━━━ LISTED ENTRIES ━━━

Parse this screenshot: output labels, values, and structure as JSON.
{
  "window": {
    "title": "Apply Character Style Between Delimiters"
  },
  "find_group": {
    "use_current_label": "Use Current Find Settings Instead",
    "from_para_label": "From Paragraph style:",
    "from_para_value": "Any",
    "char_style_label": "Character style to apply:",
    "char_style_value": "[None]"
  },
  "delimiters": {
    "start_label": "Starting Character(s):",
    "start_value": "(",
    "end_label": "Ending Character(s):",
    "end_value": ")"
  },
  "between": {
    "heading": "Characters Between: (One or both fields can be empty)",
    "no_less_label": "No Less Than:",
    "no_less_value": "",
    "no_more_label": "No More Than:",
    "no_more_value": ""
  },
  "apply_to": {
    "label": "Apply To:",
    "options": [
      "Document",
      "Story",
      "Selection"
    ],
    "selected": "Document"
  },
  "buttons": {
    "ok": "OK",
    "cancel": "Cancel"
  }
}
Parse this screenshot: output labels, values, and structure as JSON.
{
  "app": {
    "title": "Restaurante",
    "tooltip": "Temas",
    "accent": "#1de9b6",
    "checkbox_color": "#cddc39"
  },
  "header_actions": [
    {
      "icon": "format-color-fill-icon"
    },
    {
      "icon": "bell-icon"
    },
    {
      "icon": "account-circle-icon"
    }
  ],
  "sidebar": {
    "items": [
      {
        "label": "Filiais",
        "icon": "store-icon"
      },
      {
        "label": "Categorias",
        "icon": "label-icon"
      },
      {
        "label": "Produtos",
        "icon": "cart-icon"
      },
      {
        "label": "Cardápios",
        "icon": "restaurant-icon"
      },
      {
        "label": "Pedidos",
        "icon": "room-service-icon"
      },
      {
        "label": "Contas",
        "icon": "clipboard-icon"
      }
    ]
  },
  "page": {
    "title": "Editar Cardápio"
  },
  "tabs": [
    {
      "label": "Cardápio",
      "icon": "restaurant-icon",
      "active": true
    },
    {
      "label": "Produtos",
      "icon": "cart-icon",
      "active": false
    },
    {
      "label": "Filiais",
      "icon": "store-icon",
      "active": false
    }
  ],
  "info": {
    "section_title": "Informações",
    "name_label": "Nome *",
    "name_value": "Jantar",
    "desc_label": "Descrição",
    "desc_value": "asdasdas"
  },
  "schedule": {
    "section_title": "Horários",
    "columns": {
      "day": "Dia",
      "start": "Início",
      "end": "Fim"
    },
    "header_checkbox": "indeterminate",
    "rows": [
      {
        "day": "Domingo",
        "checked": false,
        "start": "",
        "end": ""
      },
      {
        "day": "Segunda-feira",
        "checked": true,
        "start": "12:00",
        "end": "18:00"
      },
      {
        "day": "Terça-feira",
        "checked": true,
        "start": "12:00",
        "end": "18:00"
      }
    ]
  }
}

━━━

◆ WORK TO DO:
Write down the full listing again, exactly.

◆ FINAL ANSWER:
Parse this screenshot: output labels, values, and structure as JSON.
{
  "window": {
    "title": "Apply Character Style Between Delimiters"
  },
  "find_group": {
    "use_current_label": "Use Current Find Settings Instead",
    "from_para_label": "From Paragraph style:",
    "from_para_value": "Any",
    "char_style_label": "Character style to apply:",
    "char_style_value": "[None]"
  },
  "delimiters": {
    "start_label": "Starting Character(s):",
    "start_value": "(",
    "end_label": "Ending Character(s):",
    "end_value": ")"
  },
  "between": {
    "heading": "Characters Between: (One or both fields can be empty)",
    "no_less_label": "No Less Than:",
    "no_less_value": "",
    "no_more_label": "No More Than:",
    "no_more_value": ""
  },
  "apply_to": {
    "label": "Apply To:",
    "options": [
      "Document",
      "Story",
      "Selection"
    ],
    "selected": "Document"
  },
  "buttons": {
    "ok": "OK",
    "cancel": "Cancel"
  }
}
Parse this screenshot: output labels, values, and structure as JSON.
{
  "app": {
    "title": "Restaurante",
    "tooltip": "Temas",
    "accent": "#1de9b6",
    "checkbox_color": "#cddc39"
  },
  "header_actions": [
    {
      "icon": "format-color-fill-icon"
    },
    {
      "icon": "bell-icon"
    },
    {
      "icon": "account-circle-icon"
    }
  ],
  "sidebar": {
    "items": [
      {
        "label": "Filiais",
        "icon": "store-icon"
      },
      {
        "label": "Categorias",
        "icon": "label-icon"
      },
      {
        "label": "Produtos",
        "icon": "cart-icon"
      },
      {
        "label": "Cardápios",
        "icon": "restaurant-icon"
      },
      {
        "label": "Pedidos",
        "icon": "room-service-icon"
      },
      {
        "label": "Contas",
        "icon": "clipboard-icon"
      }
    ]
  },
  "page": {
    "title": "Editar Cardápio"
  },
  "tabs": [
    {
      "label": "Cardápio",
      "icon": "restaurant-icon",
      "active": true
    },
    {
      "label": "Produtos",
      "icon": "cart-icon",
      "active": false
    },
    {
      "label": "Filiais",
      "icon": "store-icon",
      "active": false
    }
  ],
  "info": {
    "section_title": "Informações",
    "name_label": "Nome *",
    "name_value": "Jantar",
    "desc_label": "Descrição",
    "desc_value": "asdasdas"
  },
  "schedule": {
    "section_title": "Horários",
    "columns": {
      "day": "Dia",
      "start": "Início",
      "end": "Fim"
    },
    "header_checkbox": "indeterminate",
    "rows": [
      {
        "day": "Domingo",
        "checked": false,
        "start": "",
        "end": ""
      },
      {
        "day": "Segunda-feira",
        "checked": true,
        "start": "12:00",
        "end": "18:00"
      },
      {
        "day": "Terça-feira",
        "checked": true,
        "start": "12:00",
        "end": "18:00"
      }
    ]
  }
}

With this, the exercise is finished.